Gather up every line from the entries below that uses the word "Tertile".

--- begin RECORDED INFORMATION ---

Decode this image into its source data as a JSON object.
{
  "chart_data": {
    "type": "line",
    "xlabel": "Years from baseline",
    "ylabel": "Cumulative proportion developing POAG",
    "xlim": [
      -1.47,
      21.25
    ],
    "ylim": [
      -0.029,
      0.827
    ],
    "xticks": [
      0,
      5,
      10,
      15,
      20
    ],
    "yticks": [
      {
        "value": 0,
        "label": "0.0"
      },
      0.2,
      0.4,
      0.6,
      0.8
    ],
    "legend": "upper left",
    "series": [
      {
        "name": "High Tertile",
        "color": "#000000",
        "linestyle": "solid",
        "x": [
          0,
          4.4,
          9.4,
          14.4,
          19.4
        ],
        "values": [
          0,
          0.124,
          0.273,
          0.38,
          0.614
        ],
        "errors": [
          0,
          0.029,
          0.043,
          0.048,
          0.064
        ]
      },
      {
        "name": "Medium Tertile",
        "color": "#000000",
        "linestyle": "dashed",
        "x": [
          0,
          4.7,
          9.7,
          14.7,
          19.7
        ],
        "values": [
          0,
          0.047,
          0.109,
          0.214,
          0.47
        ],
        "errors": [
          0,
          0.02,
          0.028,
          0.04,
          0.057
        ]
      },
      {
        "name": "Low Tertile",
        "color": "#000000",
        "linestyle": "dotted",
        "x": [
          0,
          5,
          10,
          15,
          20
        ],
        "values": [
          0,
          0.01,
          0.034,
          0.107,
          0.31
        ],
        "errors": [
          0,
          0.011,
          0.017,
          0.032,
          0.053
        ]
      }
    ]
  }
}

--- end RECORDED INFORMATION ---

# [WORKED SOLUTION]
        "name": "High Tertile",
        "name": "Medium Tertile",
        "name": "Low Tertile",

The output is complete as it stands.